▶ **Work item A**
Translate this sentence from the figure legends into Spanish: "Loss of p53 in Cul3-knockout progenitor cells leads to generation of tumor-initiating cells in vivo."
▶ **Work item B**
Using the figure legends, explain in one to three sentences why keeping cells in senescence through p53 matters.
▶ **Work item C**
The figure legends describe Figure 5 panel by panel. List each lettered panel with a short phrase saying what it shows.

▶ **Passage to read**
****************************************
Figure 5. Maintenance of senescence by p53 is essential for preventing the generation of tumor-initiating stem cells.

(A) Quantitation of p16 expression in the indicated liver cells from Cul3/p53 double-knockout animals at 10–11 weeks after birth. Values are shown as difference relative to p16-positive cells in livers from Cul3 single-knockout animals (compare Figure 2F) (n = 3/group). (B) Quantitation of γ-H2AX expression in the indicated liver cells from Cul3/p53 double knockout animals at 10–11 weeks after birth. Values are shown as difference relative to γ-H2AX–positive cells in livers from Cul3 single-knockout animals (compare Figure 2C) (n = 3/group). (C) Quantitation of γ-H2AX staining by immunofluorescence at the indicated time points after the induction of differentiation. Asynchronously growing cells were set as 100%. (D) Quantitation of S-phase cells by BrdU uptake at the indicated time points after the induction of differentiation. (E) Comparative genomic hybridization analysis of Cul3 and Cul3/p53 double-knockout cells after induction of differentiation for 96 hours compared with undifferentiated cells of the identical genotype. *P < 0.05, **P < 0.005.

Figure 6. Loss of p53 in Cul3-knockout progenitor cells leads to generation of tumor-initiating cells in vivo.
****************************************
▶ **Data excerpts**
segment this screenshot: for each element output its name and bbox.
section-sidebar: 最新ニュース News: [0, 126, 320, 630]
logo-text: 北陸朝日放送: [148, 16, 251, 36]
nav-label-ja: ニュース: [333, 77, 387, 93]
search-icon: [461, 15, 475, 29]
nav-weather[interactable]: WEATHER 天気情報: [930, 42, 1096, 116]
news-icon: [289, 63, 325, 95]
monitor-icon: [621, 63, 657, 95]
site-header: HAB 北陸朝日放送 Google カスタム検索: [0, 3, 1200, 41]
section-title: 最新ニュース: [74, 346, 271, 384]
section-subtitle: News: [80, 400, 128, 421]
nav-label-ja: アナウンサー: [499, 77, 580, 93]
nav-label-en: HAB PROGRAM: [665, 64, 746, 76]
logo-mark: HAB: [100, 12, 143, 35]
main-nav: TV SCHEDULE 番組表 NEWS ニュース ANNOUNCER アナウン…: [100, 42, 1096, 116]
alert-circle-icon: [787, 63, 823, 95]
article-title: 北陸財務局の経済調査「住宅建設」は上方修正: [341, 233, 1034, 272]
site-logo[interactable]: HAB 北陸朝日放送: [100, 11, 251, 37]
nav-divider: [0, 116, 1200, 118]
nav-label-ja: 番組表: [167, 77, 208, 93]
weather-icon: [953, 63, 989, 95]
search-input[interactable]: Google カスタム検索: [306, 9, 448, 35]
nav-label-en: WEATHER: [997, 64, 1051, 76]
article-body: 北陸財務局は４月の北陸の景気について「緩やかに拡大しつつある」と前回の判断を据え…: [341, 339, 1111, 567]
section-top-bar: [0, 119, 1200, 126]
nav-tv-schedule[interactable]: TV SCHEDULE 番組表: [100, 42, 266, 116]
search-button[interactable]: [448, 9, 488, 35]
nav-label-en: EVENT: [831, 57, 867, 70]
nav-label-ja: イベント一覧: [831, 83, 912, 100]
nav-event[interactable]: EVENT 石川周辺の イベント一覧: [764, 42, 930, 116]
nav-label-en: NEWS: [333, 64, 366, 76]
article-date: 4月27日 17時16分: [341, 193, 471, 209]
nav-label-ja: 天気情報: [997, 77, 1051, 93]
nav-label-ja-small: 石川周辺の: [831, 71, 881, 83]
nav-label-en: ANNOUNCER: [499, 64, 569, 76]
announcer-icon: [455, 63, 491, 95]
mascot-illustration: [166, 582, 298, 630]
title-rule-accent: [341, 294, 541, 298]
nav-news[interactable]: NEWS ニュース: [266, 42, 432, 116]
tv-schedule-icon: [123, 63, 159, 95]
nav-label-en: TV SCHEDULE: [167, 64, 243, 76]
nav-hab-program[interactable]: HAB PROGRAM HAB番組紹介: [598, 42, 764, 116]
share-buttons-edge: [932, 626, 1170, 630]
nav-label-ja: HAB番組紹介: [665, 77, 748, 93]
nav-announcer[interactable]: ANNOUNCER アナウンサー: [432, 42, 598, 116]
****************************************
▶ **Final answer A**
La pérdida de p53 en las células progenitoras con knockout de Cul3 conduce a la generación de células iniciadoras de tumores in vivo.

▶ **Final answer B**
The title of Figure 5 says that p53's maintenance of senescence is essential for preventing the generation of tumor-initiating stem cells. The title of Figure 6 backs this up: when p53 is lost in Cul3-knockout progenitor cells, tumor-initiating cells are generated in vivo.

▶ **Final answer C**
- (A) Quantitation of p16 expression in liver cells from Cul3/p53 double-knockout animals at 10–11 weeks after birth
- (B) Quantitation of γ-H2AX expression in liver cells from Cul3/p53 double-knockout animals at 10–11 weeks after birth
- (C) Quantitation of γ-H2AX staining by immunofluorescence at time points after the induction of differentiation
- (D) Quantitation of S-phase cells by BrdU uptake at time points after the induction of differentiation
- (E) Comparative genomic hybridization analysis of Cul3 and Cul3/p53 double-knockout cells after 96 hours of differentiation, compared with undifferentiated cells of the same genotype